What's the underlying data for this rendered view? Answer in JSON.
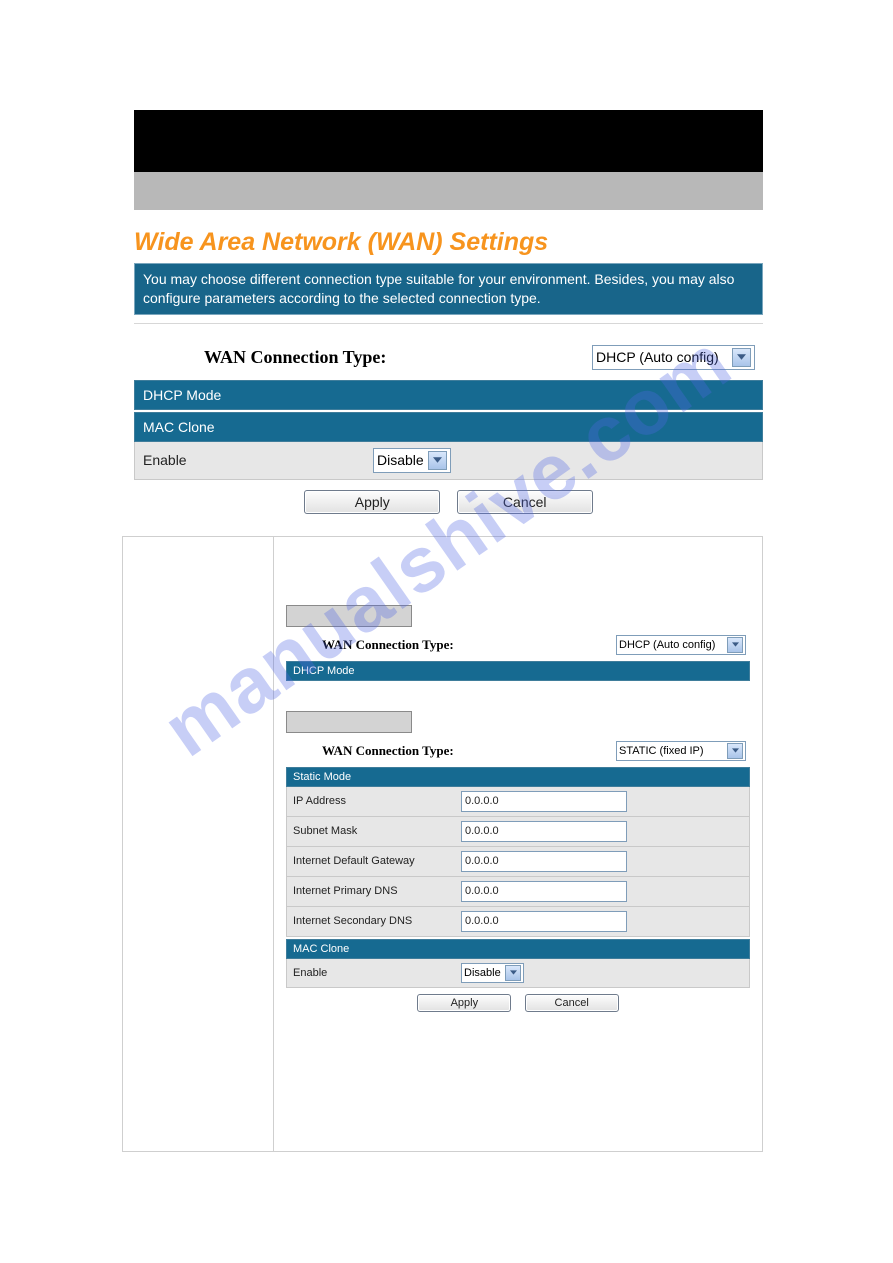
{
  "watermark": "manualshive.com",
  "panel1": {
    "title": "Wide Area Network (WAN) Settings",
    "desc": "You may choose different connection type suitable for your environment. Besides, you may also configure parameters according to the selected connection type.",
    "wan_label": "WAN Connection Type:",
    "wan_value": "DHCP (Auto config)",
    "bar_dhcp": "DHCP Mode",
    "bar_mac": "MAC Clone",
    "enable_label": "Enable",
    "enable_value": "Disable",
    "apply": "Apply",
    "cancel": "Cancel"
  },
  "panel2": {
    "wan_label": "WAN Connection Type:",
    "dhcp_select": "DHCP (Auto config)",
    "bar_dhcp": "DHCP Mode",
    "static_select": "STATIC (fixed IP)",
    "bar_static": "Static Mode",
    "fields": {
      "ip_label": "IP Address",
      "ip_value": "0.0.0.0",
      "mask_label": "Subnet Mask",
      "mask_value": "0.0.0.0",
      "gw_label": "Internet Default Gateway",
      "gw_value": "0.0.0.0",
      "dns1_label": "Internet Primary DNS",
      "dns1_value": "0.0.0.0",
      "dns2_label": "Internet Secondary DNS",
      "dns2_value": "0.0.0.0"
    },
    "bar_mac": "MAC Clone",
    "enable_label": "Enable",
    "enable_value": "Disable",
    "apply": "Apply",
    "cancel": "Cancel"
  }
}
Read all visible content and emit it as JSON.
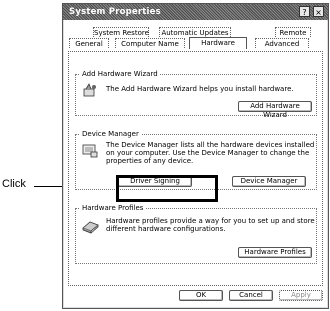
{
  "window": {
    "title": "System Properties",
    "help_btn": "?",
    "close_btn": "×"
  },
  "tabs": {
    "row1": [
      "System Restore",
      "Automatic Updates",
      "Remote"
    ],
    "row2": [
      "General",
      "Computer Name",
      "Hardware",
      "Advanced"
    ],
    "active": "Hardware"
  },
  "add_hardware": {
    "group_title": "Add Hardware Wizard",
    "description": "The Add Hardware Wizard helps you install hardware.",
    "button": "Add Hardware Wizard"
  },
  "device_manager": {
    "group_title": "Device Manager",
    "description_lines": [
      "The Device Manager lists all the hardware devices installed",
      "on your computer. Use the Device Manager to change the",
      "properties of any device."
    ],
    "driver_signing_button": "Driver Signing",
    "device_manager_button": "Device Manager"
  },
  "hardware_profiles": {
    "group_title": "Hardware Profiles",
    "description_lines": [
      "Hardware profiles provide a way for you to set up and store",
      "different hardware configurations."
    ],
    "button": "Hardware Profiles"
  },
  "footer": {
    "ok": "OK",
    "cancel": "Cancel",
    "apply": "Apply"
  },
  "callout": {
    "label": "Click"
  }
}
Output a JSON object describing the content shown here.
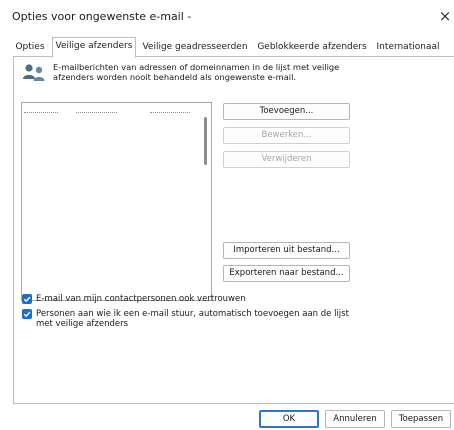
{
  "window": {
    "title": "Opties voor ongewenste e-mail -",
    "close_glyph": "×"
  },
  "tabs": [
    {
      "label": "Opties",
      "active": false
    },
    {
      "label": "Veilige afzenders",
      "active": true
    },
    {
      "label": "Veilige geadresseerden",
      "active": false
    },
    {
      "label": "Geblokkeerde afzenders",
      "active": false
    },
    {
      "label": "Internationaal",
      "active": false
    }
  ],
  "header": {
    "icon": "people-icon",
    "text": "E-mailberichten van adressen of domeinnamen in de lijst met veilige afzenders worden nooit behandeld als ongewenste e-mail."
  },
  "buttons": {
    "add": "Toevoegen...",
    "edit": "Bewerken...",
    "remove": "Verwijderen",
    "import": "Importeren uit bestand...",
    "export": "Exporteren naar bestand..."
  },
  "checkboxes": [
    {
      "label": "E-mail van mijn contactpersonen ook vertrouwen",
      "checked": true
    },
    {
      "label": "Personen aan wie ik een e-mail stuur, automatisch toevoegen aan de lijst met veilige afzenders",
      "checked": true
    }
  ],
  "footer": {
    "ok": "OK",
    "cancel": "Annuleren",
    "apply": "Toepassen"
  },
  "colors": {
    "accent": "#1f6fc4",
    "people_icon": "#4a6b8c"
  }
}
----
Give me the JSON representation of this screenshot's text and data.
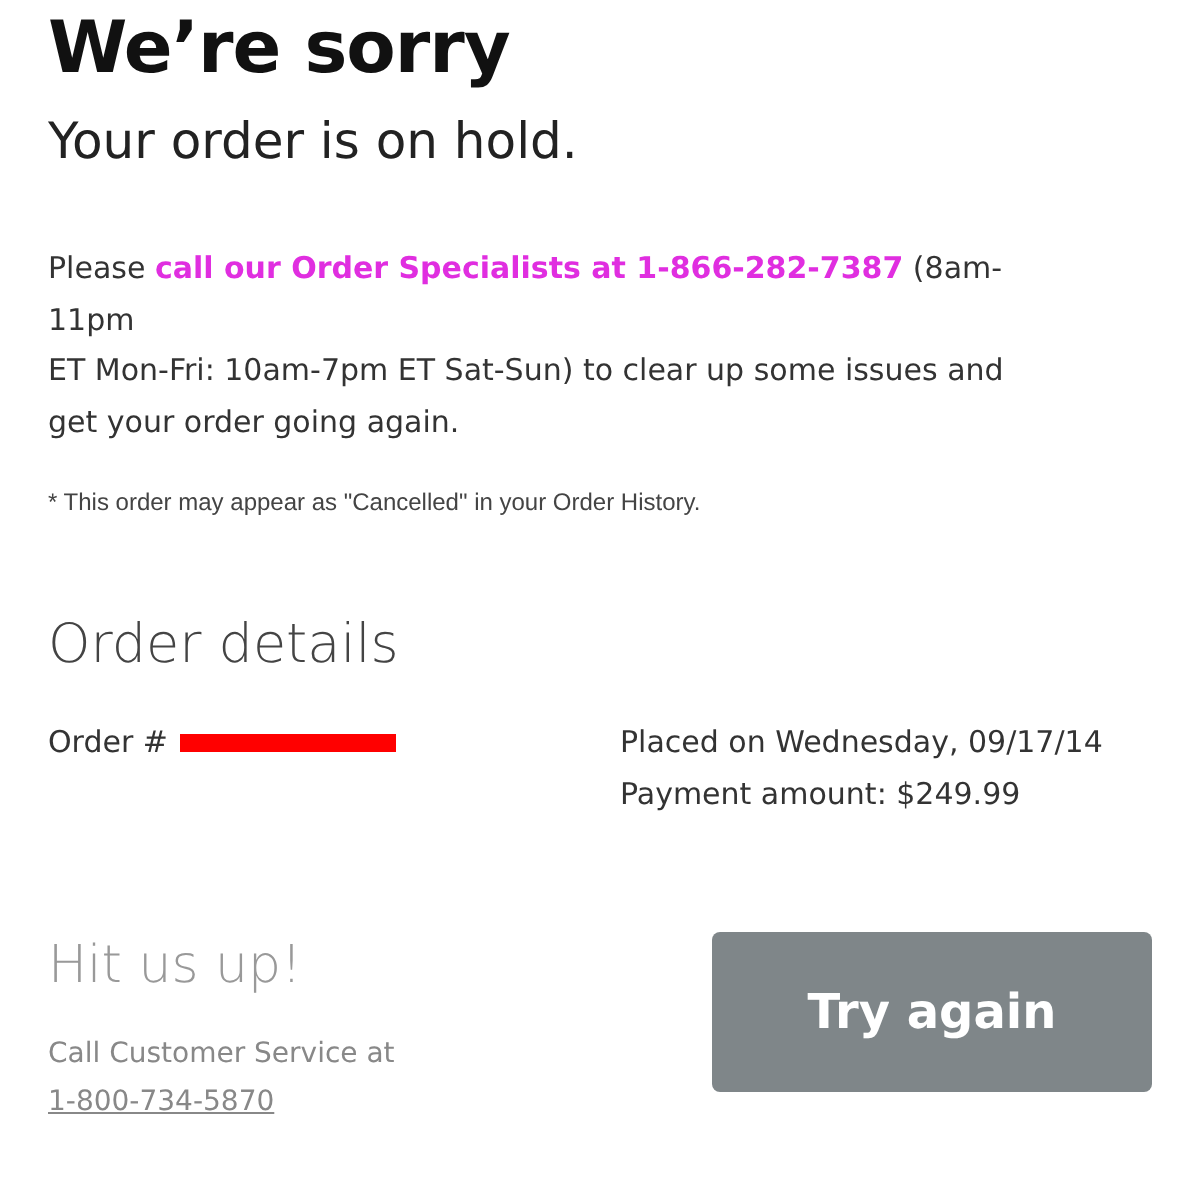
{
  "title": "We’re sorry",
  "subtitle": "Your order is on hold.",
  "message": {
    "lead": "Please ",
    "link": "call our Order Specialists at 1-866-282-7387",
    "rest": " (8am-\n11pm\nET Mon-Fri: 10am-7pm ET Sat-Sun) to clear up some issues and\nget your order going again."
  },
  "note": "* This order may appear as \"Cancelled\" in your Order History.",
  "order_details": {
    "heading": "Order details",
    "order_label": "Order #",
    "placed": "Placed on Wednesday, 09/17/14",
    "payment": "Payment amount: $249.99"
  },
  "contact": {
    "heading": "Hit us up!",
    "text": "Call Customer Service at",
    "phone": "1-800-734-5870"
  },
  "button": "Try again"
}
----
» What is needed: In the records above, find each line that holds the word "different"; copy all such lines.

» Correct response:
    "desc": "You may choose different connection type suitable for your environment. Besides, you may also configure parameters according to the selected connection type.",
      "different hardware configurations."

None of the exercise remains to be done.